■ What is expected: Quote all of the entries word for word.

___ Source records ___

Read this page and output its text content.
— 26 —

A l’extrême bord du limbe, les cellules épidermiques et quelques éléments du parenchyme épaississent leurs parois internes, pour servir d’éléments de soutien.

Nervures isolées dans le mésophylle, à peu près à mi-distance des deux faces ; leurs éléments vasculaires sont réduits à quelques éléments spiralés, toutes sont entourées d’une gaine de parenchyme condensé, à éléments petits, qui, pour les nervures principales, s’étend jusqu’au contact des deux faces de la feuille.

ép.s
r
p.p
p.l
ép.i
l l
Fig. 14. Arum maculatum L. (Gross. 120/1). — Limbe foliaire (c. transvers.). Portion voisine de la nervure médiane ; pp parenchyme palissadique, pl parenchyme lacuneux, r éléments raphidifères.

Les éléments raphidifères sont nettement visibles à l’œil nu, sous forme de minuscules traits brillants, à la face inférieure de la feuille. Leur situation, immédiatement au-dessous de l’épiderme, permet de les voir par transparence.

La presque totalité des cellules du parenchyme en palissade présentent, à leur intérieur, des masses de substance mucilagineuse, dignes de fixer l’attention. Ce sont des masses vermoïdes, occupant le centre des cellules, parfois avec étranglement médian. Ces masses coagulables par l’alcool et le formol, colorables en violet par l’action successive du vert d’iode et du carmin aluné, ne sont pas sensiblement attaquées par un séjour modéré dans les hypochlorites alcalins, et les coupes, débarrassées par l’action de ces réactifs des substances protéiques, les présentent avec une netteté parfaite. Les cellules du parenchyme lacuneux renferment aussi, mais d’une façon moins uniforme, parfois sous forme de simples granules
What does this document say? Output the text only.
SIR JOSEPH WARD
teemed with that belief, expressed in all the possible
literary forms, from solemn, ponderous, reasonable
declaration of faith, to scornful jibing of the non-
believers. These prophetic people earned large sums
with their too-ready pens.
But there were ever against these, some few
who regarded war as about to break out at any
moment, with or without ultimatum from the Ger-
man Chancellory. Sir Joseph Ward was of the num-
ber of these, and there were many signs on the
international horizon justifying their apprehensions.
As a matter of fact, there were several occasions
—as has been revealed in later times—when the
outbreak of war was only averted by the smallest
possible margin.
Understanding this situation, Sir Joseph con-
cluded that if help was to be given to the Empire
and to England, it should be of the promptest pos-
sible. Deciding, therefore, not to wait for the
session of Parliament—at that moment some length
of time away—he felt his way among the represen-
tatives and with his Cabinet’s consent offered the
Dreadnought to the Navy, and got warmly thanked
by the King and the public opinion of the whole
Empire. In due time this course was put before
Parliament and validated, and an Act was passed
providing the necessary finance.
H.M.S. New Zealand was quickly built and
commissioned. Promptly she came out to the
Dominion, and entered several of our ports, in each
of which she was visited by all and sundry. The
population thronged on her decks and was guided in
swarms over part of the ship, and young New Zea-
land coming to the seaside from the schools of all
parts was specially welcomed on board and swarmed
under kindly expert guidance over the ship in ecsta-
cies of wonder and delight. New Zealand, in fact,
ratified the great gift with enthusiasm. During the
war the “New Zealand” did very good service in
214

___

■ Response for this exercise:
Read this page and output its text content.
— 26 —

A l’extrême bord du limbe, les cellules épidermiques et quelques éléments du parenchyme épaississent leurs parois internes, pour servir d’éléments de soutien.

Nervures isolées dans le mésophylle, à peu près à mi-distance des deux faces ; leurs éléments vasculaires sont réduits à quelques éléments spiralés, toutes sont entourées d’une gaine de parenchyme condensé, à éléments petits, qui, pour les nervures principales, s’étend jusqu’au contact des deux faces de la feuille.

ép.s
r
p.p
p.l
ép.i
l l
Fig. 14. Arum maculatum L. (Gross. 120/1). — Limbe foliaire (c. transvers.). Portion voisine de la nervure médiane ; pp parenchyme palissadique, pl parenchyme lacuneux, r éléments raphidifères.

Les éléments raphidifères sont nettement visibles à l’œil nu, sous forme de minuscules traits brillants, à la face inférieure de la feuille. Leur situation, immédiatement au-dessous de l’épiderme, permet de les voir par transparence.

La presque totalité des cellules du parenchyme en palissade présentent, à leur intérieur, des masses de substance mucilagineuse, dignes de fixer l’attention. Ce sont des masses vermoïdes, occupant le centre des cellules, parfois avec étranglement médian. Ces masses coagulables par l’alcool et le formol, colorables en violet par l’action successive du vert d’iode et du carmin aluné, ne sont pas sensiblement attaquées par un séjour modéré dans les hypochlorites alcalins, et les coupes, débarrassées par l’action de ces réactifs des substances protéiques, les présentent avec une netteté parfaite. Les cellules du parenchyme lacuneux renferment aussi, mais d’une façon moins uniforme, parfois sous forme de simples granules
What does this document say? Output the text only.
SIR JOSEPH WARD
teemed with that belief, expressed in all the possible
literary forms, from solemn, ponderous, reasonable
declaration of faith, to scornful jibing of the non-
believers. These prophetic people earned large sums
with their too-ready pens.
But there were ever against these, some few
who regarded war as about to break out at any
moment, with or without ultimatum from the Ger-
man Chancellory. Sir Joseph Ward was of the num-
ber of these, and there were many signs on the
international horizon justifying their apprehensions.
As a matter of fact, there were several occasions
—as has been revealed in later times—when the
outbreak of war was only averted by the smallest
possible margin.
Understanding this situation, Sir Joseph con-
cluded that if help was to be given to the Empire
and to England, it should be of the promptest pos-
sible. Deciding, therefore, not to wait for the
session of Parliament—at that moment some length
of time away—he felt his way among the represen-
tatives and with his Cabinet’s consent offered the
Dreadnought to the Navy, and got warmly thanked
by the King and the public opinion of the whole
Empire. In due time this course was put before
Parliament and validated, and an Act was passed
providing the necessary finance.
H.M.S. New Zealand was quickly built and
commissioned. Promptly she came out to the
Dominion, and entered several of our ports, in each
of which she was visited by all and sundry. The
population thronged on her decks and was guided in
swarms over part of the ship, and young New Zea-
land coming to the seaside from the schools of all
parts was specially welcomed on board and swarmed
under kindly expert guidance over the ship in ecsta-
cies of wonder and delight. New Zealand, in fact,
ratified the great gift with enthusiasm. During the
war the “New Zealand” did very good service in
214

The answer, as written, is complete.